■ **Selected passage**:
>>

[Date Prev][Date Next]
[Chronological]
[Thread]
[Top]
Re: Incompatable crypt? (ITS#970)
Multiple libraries provide a crypt(3) implementation including
OpenSSL and your system libraries. The best way to avoid this
problem is to hack OpenSSL not to provide a crypt(3). If your
system supplies crypt(3) in -lcrypt or -lutil, you might try
reordering of the libraries (by editing config.status and
then runnng it to generate new make files). However, if
crypt(3) is in -lc, adding an explicit -lc early in the
library set is NOT recommended.
Personally, I recommend hacking OpenSSL.
At 07:15 AM 1/18/01 +0000, brad@mrunix.net wrote:
>Full_Name: Bradford L. Barrett
>Version: 2.0.7
>OS: Linux (Slack71/2.4.0)
>URL: ftp://ftp.openldap.org/incoming/
>Submission from: (NULL) (158.252.70.87)
>
>
>Crypt password problem. OpenLDAP 1.2.11 worked just fine with crypt passwords
>generated from the /etc/shadow file.. OpenLDAP 2.0.7 doesn't, and appears to
>only work with those generated by slappasswd. Problem appears to be in the
>hashed strings generated by the two different methods.. example, the password
>"password" looks like the following for each method:
>
>$1$WtcNush3$mMDxjvuWtl73gmfL51QBU0 <-- system password (libcrypt)

<<

■ **Records shown**:
>>

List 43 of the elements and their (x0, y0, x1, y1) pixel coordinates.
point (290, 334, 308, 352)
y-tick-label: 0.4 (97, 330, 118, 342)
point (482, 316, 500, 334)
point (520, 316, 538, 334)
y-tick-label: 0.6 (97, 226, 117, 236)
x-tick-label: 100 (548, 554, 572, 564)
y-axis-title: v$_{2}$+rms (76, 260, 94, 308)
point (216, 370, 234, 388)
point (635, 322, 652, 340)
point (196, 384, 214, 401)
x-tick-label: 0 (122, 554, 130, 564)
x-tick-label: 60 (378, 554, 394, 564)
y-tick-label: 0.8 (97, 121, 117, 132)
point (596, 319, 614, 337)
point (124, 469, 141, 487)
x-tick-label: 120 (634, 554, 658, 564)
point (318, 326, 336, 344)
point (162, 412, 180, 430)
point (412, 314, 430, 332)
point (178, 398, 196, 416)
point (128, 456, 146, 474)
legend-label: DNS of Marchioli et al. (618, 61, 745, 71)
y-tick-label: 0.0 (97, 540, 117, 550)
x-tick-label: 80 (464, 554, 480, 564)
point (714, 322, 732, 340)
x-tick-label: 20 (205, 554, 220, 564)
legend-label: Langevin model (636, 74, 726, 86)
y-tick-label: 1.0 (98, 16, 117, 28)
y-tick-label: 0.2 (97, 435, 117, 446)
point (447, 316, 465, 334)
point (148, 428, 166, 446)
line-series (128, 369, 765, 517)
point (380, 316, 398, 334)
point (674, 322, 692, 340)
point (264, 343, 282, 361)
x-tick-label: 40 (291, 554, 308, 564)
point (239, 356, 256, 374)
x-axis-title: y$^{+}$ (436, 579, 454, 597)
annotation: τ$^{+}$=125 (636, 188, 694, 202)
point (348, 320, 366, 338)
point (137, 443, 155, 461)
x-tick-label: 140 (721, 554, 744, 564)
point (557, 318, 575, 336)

<<

■ **Brief**: In the reply about the crypt(3) conflict, rewrite the stretch from "[Date Prev][Date Next]" through "is NOT recommended.", substituting "rearranging" for "reordering". The rows are separate material and have nothing to do with the reply.

■ **Response**:
[Date Prev][Date Next]
[Chronological]
[Thread]
[Top]
Re: Incompatable crypt? (ITS#970)
Multiple libraries provide a crypt(3) implementation including
OpenSSL and your system libraries. The best way to avoid this
problem is to hack OpenSSL not to provide a crypt(3). If your
system supplies crypt(3) in -lcrypt or -lutil, you might try
rearranging of the libraries (by editing config.status and
then runnng it to generate new make files). However, if
crypt(3) is in -lc, adding an explicit -lc early in the
library set is NOT recommended.